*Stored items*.
┄┄┄┄┄┄┄┄┄┄┄┄┄┄┄┄┄┄┄┄

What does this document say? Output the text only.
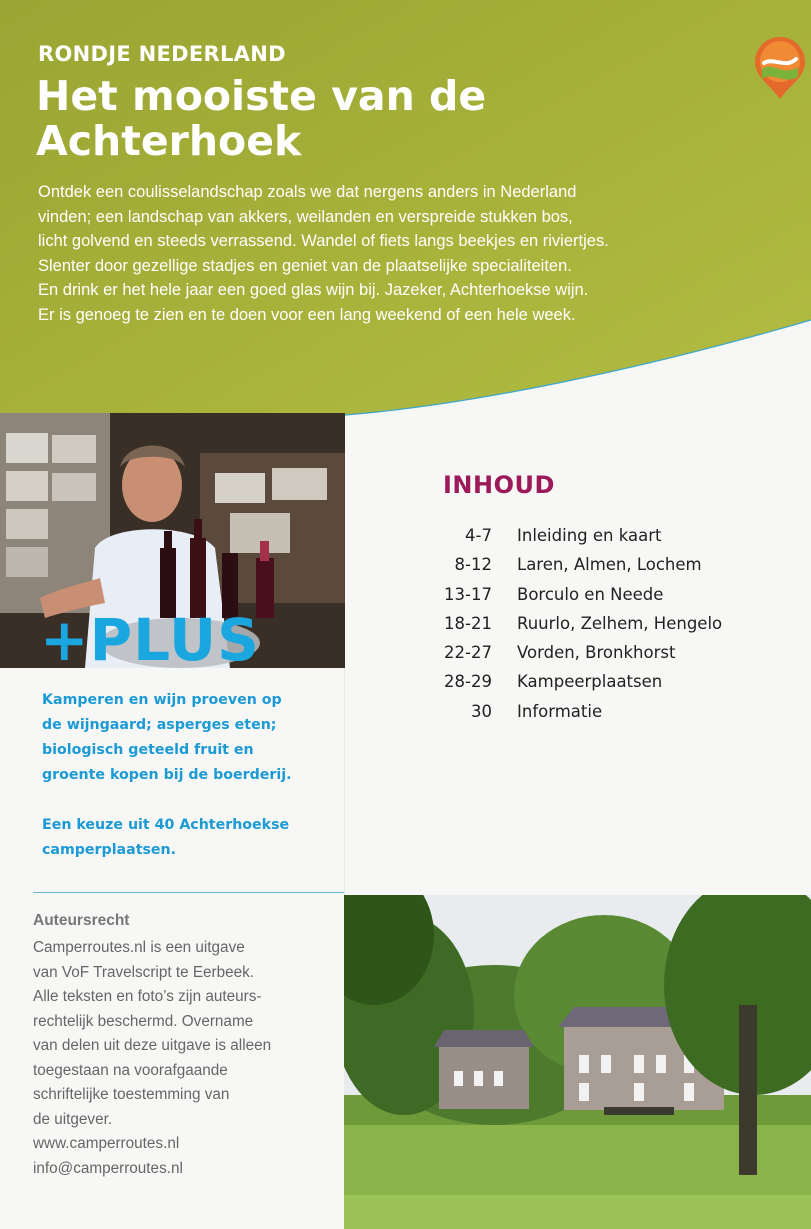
RONDJE NEDERLAND
Het mooiste van de Achterhoek
Ontdek een coulisselandschap zoals we dat nergens anders in Nederland
vinden; een landschap van akkers, weilanden en verspreide stukken bos,
licht golvend en steeds verrassend. Wandel of fiets langs beekjes en riviertjes.
Slenter door gezellige stadjes en geniet van de plaatselijke specialiteiten.
En drink er het hele jaar een goed glas wijn bij. Jazeker, Achterhoekse wijn.
Er is genoeg te zien en te doen voor een lang weekend of een hele week.
+PLUS
Kamperen en wijn proeven op
de wijngaard; asperges eten;
biologisch geteeld fruit en
groente kopen bij de boerderij.
Een keuze uit 40 Achterhoekse
camperplaatsen.
INHOUD
4-7 Inleiding en kaart
8-12 Laren, Almen, Lochem
13-17 Borculo en Neede
18-21 Ruurlo, Zelhem, Hengelo
22-27 Vorden, Bronkhorst
28-29 Kampeerplaatsen
30 Informatie
Auteursrecht
Camperroutes.nl is een uitgave
van VoF Travelscript te Eerbeek.
Alle teksten en foto’s zijn auteurs-
rechtelijk beschermd. Overname
van delen uit deze uitgave is alleen
toegestaan na voorafgaande
schriftelijke toestemming van
de uitgever.
www.camperroutes.nl
info@camperroutes.nl
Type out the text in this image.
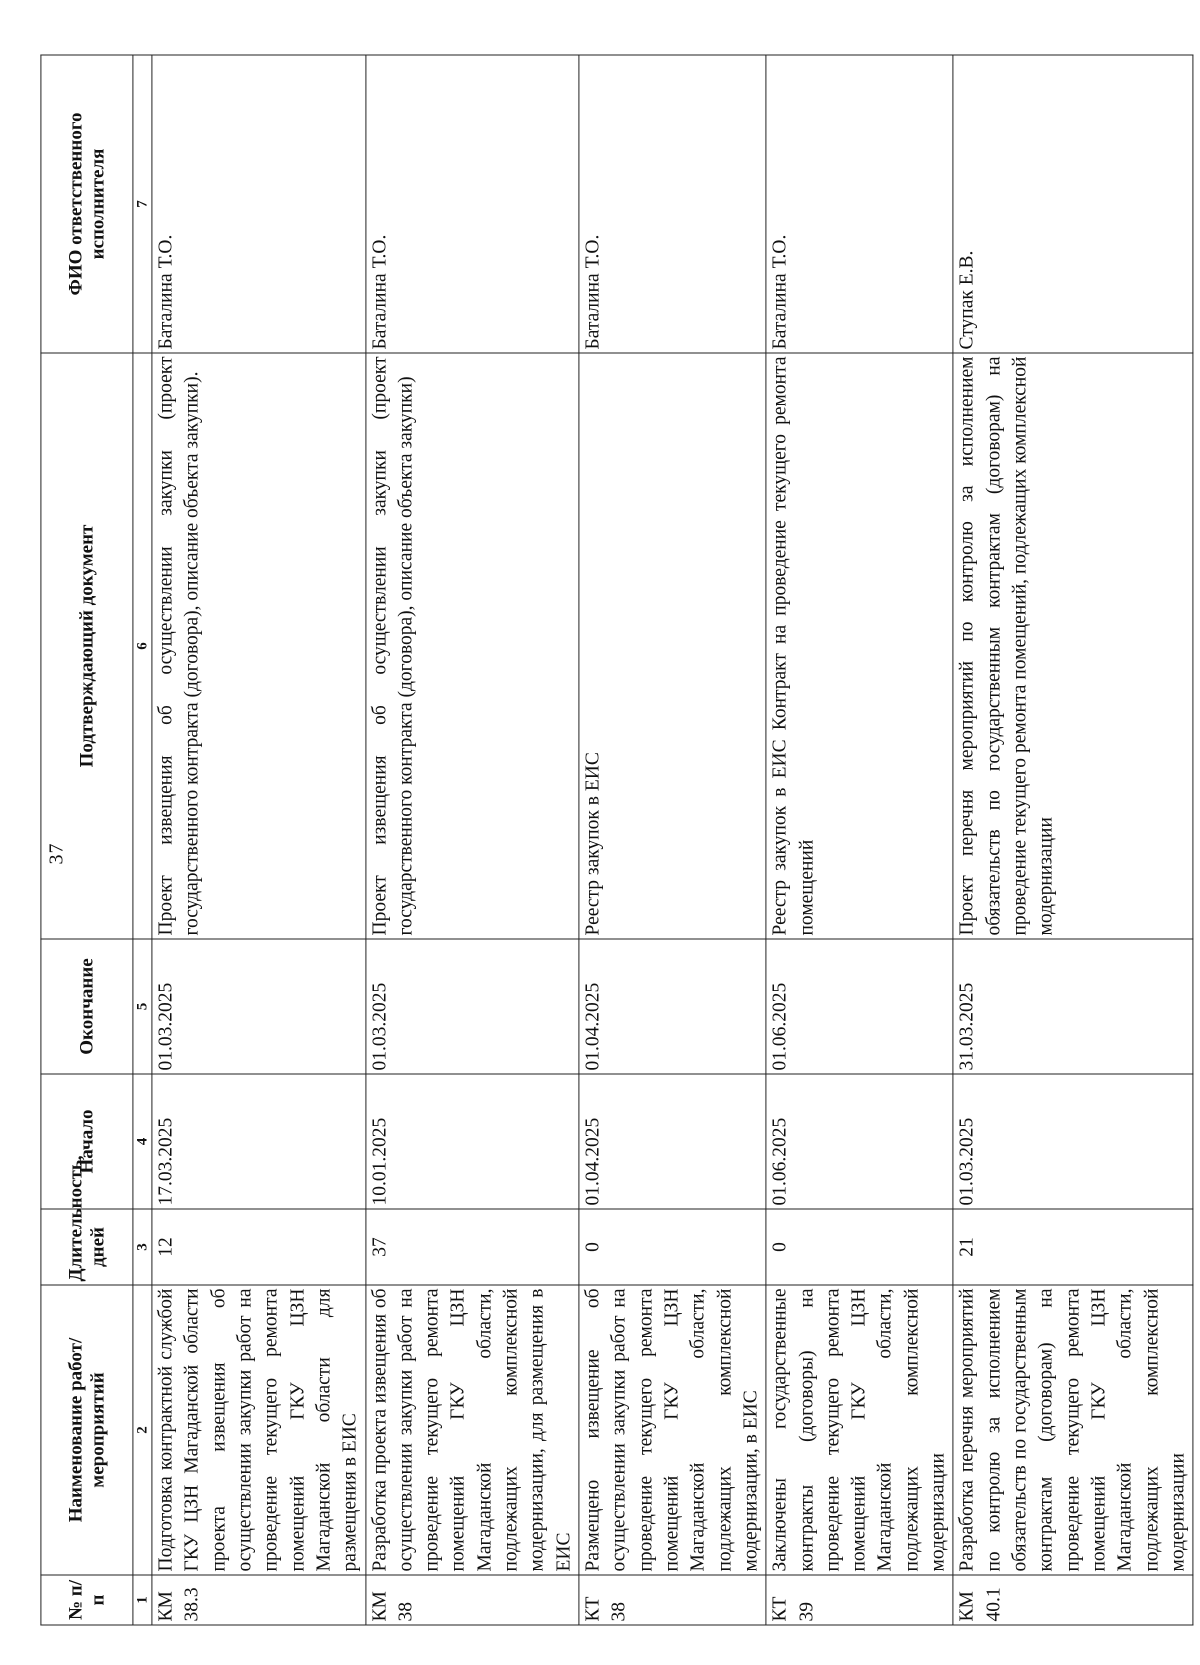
37
№ п/п	Наименование работ/ мероприятий	Длительность, дней	Начало	Окончание	Подтверждающий документ	ФИО ответственного исполнителя
1	2	3	4	5	6	7
КМ 38.3	Подготовка контрактной службой ГКУ ЦЗН Магаданской области проекта извещения об осуществлении закупки работ на проведение текущего ремонта помещений ГКУ ЦЗН Магаданской области для размещения в ЕИС	12	17.03.2025	01.03.2025	Проект извещения об осуществлении закупки (проект государственного контракта (договора), описание объекта закупки).	Баталина Т.О.
КМ 38	Разработка проекта извещения об осуществлении закупки работ на проведение текущего ремонта помещений ГКУ ЦЗН Магаданской области, подлежащих комплексной модернизации, для размещения в ЕИС	37	10.01.2025	01.03.2025	Проект извещения об осуществлении закупки (проект государственного контракта (договора), описание объекта закупки)	Баталина Т.О.
КТ 38	Размещено извещение об осуществлении закупки работ на проведение текущего ремонта помещений ГКУ ЦЗН Магаданской области, подлежащих комплексной модернизации, в ЕИС	0	01.04.2025	01.04.2025	Реестр закупок в ЕИС	Баталина Т.О.
КТ 39	Заключены государственные контракты (договоры) на проведение текущего ремонта помещений ГКУ ЦЗН Магаданской области, подлежащих комплексной модернизации	0	01.06.2025	01.06.2025	Реестр закупок в ЕИС Контракт на проведение текущего ремонта помещений	Баталина Т.О.
КМ 40.1	Разработка перечня мероприятий по контролю за исполнением обязательств по государственным контрактам (договорам) на проведение текущего ремонта помещений ГКУ ЦЗН Магаданской области, подлежащих комплексной модернизации	21	01.03.2025	31.03.2025	Проект перечня мероприятий по контролю за исполнением обязательств по государственным контрактам (договорам) на проведение текущего ремонта помещений, подлежащих комплексной модернизации	Ступак Е.В.
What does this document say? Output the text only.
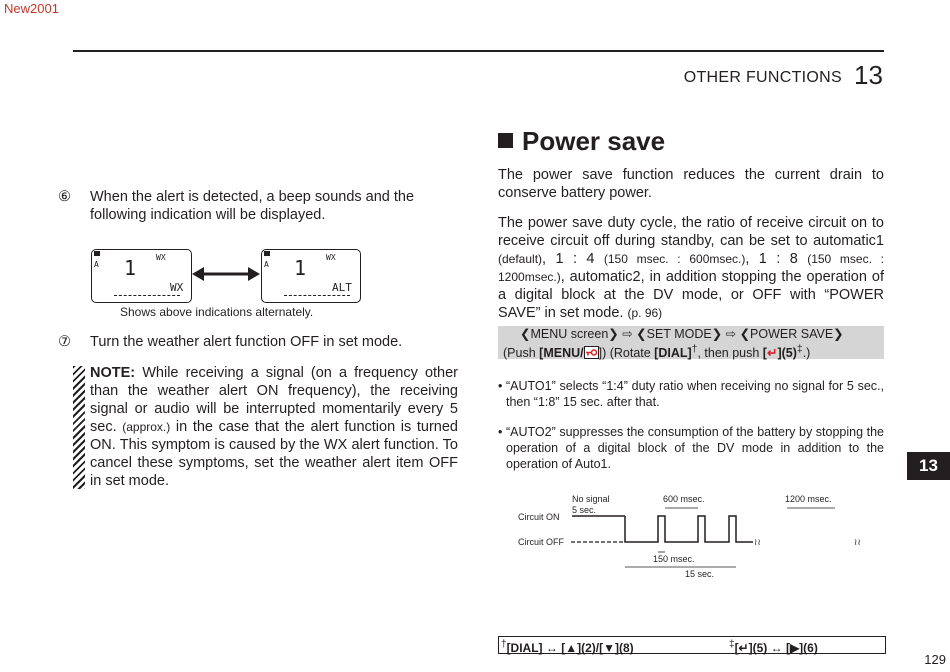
New2001
OTHER FUNCTIONS 13
13
129
⑥ When the alert is detected, a beep sounds and the following indication will be displayed.
A
WX
1
WX
A
WX
1
ALT
Shows above indications alternately.
⑦ Turn the weather alert function OFF in set mode.
NOTE: While receiving a signal (on a frequency other than the weather alert ON frequency), the receiving signal or audio will be interrupted momentarily every 5 sec. (approx.) in the case that the alert function is turned ON. This symptom is caused by the WX alert function. To cancel these symptoms, set the weather alert item OFF in set mode.
Power save
The power save function reduces the current drain to conserve battery power.
The power save duty cycle, the ratio of receive circuit on to receive circuit off during standby, can be set to automatic1 (default), 1 : 4 (150 msec. : 600msec.), 1 : 8 (150 msec. : 1200msec.), automatic2, in addition stopping the operation of a digital block at the DV mode, or OFF with “POWER SAVE” in set mode. (p. 96)
❮MENU screen❯ ⇨ ❮SET MODE❯ ⇨ ❮POWER SAVE❯
(Push [MENU/ ]) (Rotate [DIAL]†, then push [↵](5)‡.)
• “AUTO1” selects “1:4” duty ratio when receiving no signal for 5 sec., then “1:8” 15 sec. after that.
• “AUTO2” suppresses the consumption of the battery by stopping the operation of a digital block of the DV mode in addition to the operation of Auto1.
Circuit ON
Circuit OFF
No signal
5 sec.
600 msec.	1200 msec.
150 msec.
15 sec.
≀≀	≀≀
†[DIAL] ↔ [▲](2)/[▼](8)	‡[↵](5) ↔ [▶](6)
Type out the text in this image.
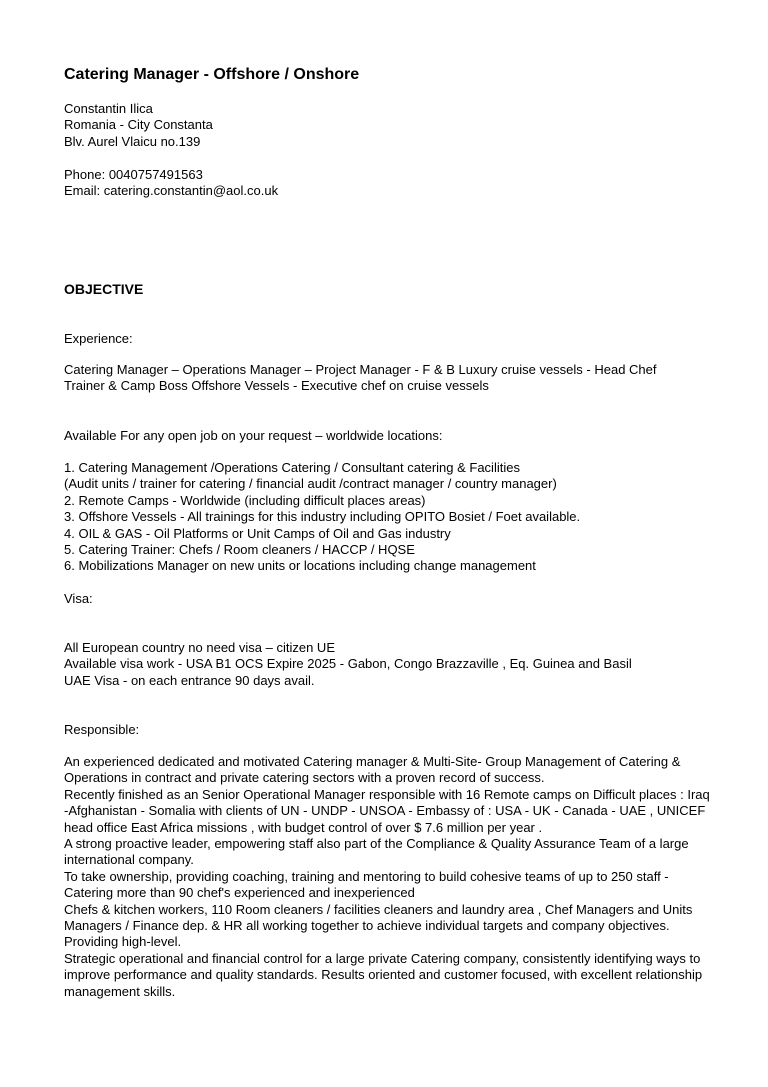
Catering Manager - Offshore / Onshore
Constantin Ilica
Romania - City Constanta
Blv. Aurel Vlaicu no.139
Phone: 0040757491563
Email: catering.constantin@aol.co.uk
OBJECTIVE
Experience:
Catering Manager – Operations Manager – Project Manager - F & B Luxury cruise vessels - Head Chef
Trainer & Camp Boss Offshore Vessels - Executive chef on cruise vessels
Available For any open job on your request – worldwide locations:
1. Catering Management /Operations Catering / Consultant catering & Facilities
(Audit units / trainer for catering / financial audit /contract manager / country manager)
2. Remote Camps - Worldwide (including difficult places areas)
3. Offshore Vessels - All trainings for this industry including OPITO Bosiet / Foet available.
4. OIL & GAS - Oil Platforms or Unit Camps of Oil and Gas industry
5. Catering Trainer: Chefs / Room cleaners / HACCP / HQSE
6. Mobilizations Manager on new units or locations including change management
Visa:
All European country no need visa – citizen UE
Available visa work - USA B1 OCS Expire 2025 - Gabon, Congo Brazzaville , Eq. Guinea and Basil
UAE Visa - on each entrance 90 days avail.
Responsible:
An experienced dedicated and motivated Catering manager & Multi-Site- Group Management of Catering & Operations in contract and private catering sectors with a proven record of success.
Recently finished as an Senior Operational Manager responsible with 16 Remote camps on Difficult places : Iraq -Afghanistan - Somalia with clients of UN - UNDP - UNSOA - Embassy of : USA - UK - Canada - UAE , UNICEF head office East Africa missions , with budget control of over $ 7.6 million per year .
A strong proactive leader, empowering staff also part of the Compliance & Quality Assurance Team of a large international company.
To take ownership, providing coaching, training and mentoring to build cohesive teams of up to 250 staff - Catering more than 90 chef's experienced and inexperienced
Chefs & kitchen workers, 110 Room cleaners / facilities cleaners and laundry area , Chef Managers and Units Managers / Finance dep. & HR all working together to achieve individual targets and company objectives. Providing high-level.
Strategic operational and financial control for a large private Catering company, consistently identifying ways to improve performance and quality standards. Results oriented and customer focused, with excellent relationship management skills.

┄┄┄┄┄┄┄┄┄┄┄┄┄┄┄┄┄┄┄┄

*EXERCISE*. Without including the pictures, return each record above exactly as it stands.

*SOLUTION*.
What does this document say? Output the text only.
RONDJE NEDERLAND
Het mooiste van de Achterhoek
Ontdek een coulisselandschap zoals we dat nergens anders in Nederland
vinden; een landschap van akkers, weilanden en verspreide stukken bos,
licht golvend en steeds verrassend. Wandel of fiets langs beekjes en riviertjes.
Slenter door gezellige stadjes en geniet van de plaatselijke specialiteiten.
En drink er het hele jaar een goed glas wijn bij. Jazeker, Achterhoekse wijn.
Er is genoeg te zien en te doen voor een lang weekend of een hele week.
+PLUS
Kamperen en wijn proeven op
de wijngaard; asperges eten;
biologisch geteeld fruit en
groente kopen bij de boerderij.
Een keuze uit 40 Achterhoekse
camperplaatsen.
INHOUD
4-7 Inleiding en kaart
8-12 Laren, Almen, Lochem
13-17 Borculo en Neede
18-21 Ruurlo, Zelhem, Hengelo
22-27 Vorden, Bronkhorst
28-29 Kampeerplaatsen
30 Informatie
Auteursrecht
Camperroutes.nl is een uitgave
van VoF Travelscript te Eerbeek.
Alle teksten en foto’s zijn auteurs-
rechtelijk beschermd. Overname
van delen uit deze uitgave is alleen
toegestaan na voorafgaande
schriftelijke toestemming van
de uitgever.
www.camperroutes.nl
info@camperroutes.nl
Type out the text in this image.
37
№ п/п	Наименование работ/ мероприятий	Длительность, дней	Начало	Окончание	Подтверждающий документ	ФИО ответственного исполнителя
1	2	3	4	5	6	7
КМ 38.3	Подготовка контрактной службой ГКУ ЦЗН Магаданской области проекта извещения об осуществлении закупки работ на проведение текущего ремонта помещений ГКУ ЦЗН Магаданской области для размещения в ЕИС	12	17.03.2025	01.03.2025	Проект извещения об осуществлении закупки (проект государственного контракта (договора), описание объекта закупки).	Баталина Т.О.
КМ 38	Разработка проекта извещения об осуществлении закупки работ на проведение текущего ремонта помещений ГКУ ЦЗН Магаданской области, подлежащих комплексной модернизации, для размещения в ЕИС	37	10.01.2025	01.03.2025	Проект извещения об осуществлении закупки (проект государственного контракта (договора), описание объекта закупки)	Баталина Т.О.
КТ 38	Размещено извещение об осуществлении закупки работ на проведение текущего ремонта помещений ГКУ ЦЗН Магаданской области, подлежащих комплексной модернизации, в ЕИС	0	01.04.2025	01.04.2025	Реестр закупок в ЕИС	Баталина Т.О.
КТ 39	Заключены государственные контракты (договоры) на проведение текущего ремонта помещений ГКУ ЦЗН Магаданской области, подлежащих комплексной модернизации	0	01.06.2025	01.06.2025	Реестр закупок в ЕИС Контракт на проведение текущего ремонта помещений	Баталина Т.О.
КМ 40.1	Разработка перечня мероприятий по контролю за исполнением обязательств по государственным контрактам (договорам) на проведение текущего ремонта помещений ГКУ ЦЗН Магаданской области, подлежащих комплексной модернизации	21	01.03.2025	31.03.2025	Проект перечня мероприятий по контролю за исполнением обязательств по государственным контрактам (договорам) на проведение текущего ремонта помещений, подлежащих комплексной модернизации	Ступак Е.В.
What does this document say? Output the text only.
New2001
OTHER FUNCTIONS 13
13
129
⑥ When the alert is detected, a beep sounds and the following indication will be displayed.
A
WX
1
WX
A
WX
1
ALT
Shows above indications alternately.
⑦ Turn the weather alert function OFF in set mode.
NOTE: While receiving a signal (on a frequency other than the weather alert ON frequency), the receiving signal or audio will be interrupted momentarily every 5 sec. (approx.) in the case that the alert function is turned ON. This symptom is caused by the WX alert function. To cancel these symptoms, set the weather alert item OFF in set mode.
Power save
The power save function reduces the current drain to conserve battery power.
The power save duty cycle, the ratio of receive circuit on to receive circuit off during standby, can be set to automatic1 (default), 1 : 4 (150 msec. : 600msec.), 1 : 8 (150 msec. : 1200msec.), automatic2, in addition stopping the operation of a digital block at the DV mode, or OFF with “POWER SAVE” in set mode. (p. 96)
❮MENU screen❯ ⇨ ❮SET MODE❯ ⇨ ❮POWER SAVE❯
(Push [MENU/ ]) (Rotate [DIAL]†, then push [↵](5)‡.)
• “AUTO1” selects “1:4” duty ratio when receiving no signal for 5 sec., then “1:8” 15 sec. after that.
• “AUTO2” suppresses the consumption of the battery by stopping the operation of a digital block of the DV mode in addition to the operation of Auto1.
Circuit ON
Circuit OFF
No signal
5 sec.
600 msec.	1200 msec.
150 msec.
15 sec.
≀≀	≀≀
†[DIAL] ↔ [▲](2)/[▼](8)	‡[↵](5) ↔ [▶](6)
Type out the text in this image.
Catering Manager - Offshore / Onshore
Constantin Ilica
Romania - City Constanta
Blv. Aurel Vlaicu no.139
Phone: 0040757491563
Email: catering.constantin@aol.co.uk
OBJECTIVE
Experience:
Catering Manager – Operations Manager – Project Manager - F & B Luxury cruise vessels - Head Chef
Trainer & Camp Boss Offshore Vessels - Executive chef on cruise vessels
Available For any open job on your request – worldwide locations:
1. Catering Management /Operations Catering / Consultant catering & Facilities
(Audit units / trainer for catering / financial audit /contract manager / country manager)
2. Remote Camps - Worldwide (including difficult places areas)
3. Offshore Vessels - All trainings for this industry including OPITO Bosiet / Foet available.
4. OIL & GAS - Oil Platforms or Unit Camps of Oil and Gas industry
5. Catering Trainer: Chefs / Room cleaners / HACCP / HQSE
6. Mobilizations Manager on new units or locations including change management
Visa:
All European country no need visa – citizen UE
Available visa work - USA B1 OCS Expire 2025 - Gabon, Congo Brazzaville , Eq. Guinea and Basil
UAE Visa - on each entrance 90 days avail.
Responsible:
An experienced dedicated and motivated Catering manager & Multi-Site- Group Management of Catering & Operations in contract and private catering sectors with a proven record of success.
Recently finished as an Senior Operational Manager responsible with 16 Remote camps on Difficult places : Iraq -Afghanistan - Somalia with clients of UN - UNDP - UNSOA - Embassy of : USA - UK - Canada - UAE , UNICEF head office East Africa missions , with budget control of over $ 7.6 million per year .
A strong proactive leader, empowering staff also part of the Compliance & Quality Assurance Team of a large international company.
To take ownership, providing coaching, training and mentoring to build cohesive teams of up to 250 staff - Catering more than 90 chef's experienced and inexperienced
Chefs & kitchen workers, 110 Room cleaners / facilities cleaners and laundry area , Chef Managers and Units Managers / Finance dep. & HR all working together to achieve individual targets and company objectives. Providing high-level.
Strategic operational and financial control for a large private Catering company, consistently identifying ways to improve performance and quality standards. Results oriented and customer focused, with excellent relationship management skills.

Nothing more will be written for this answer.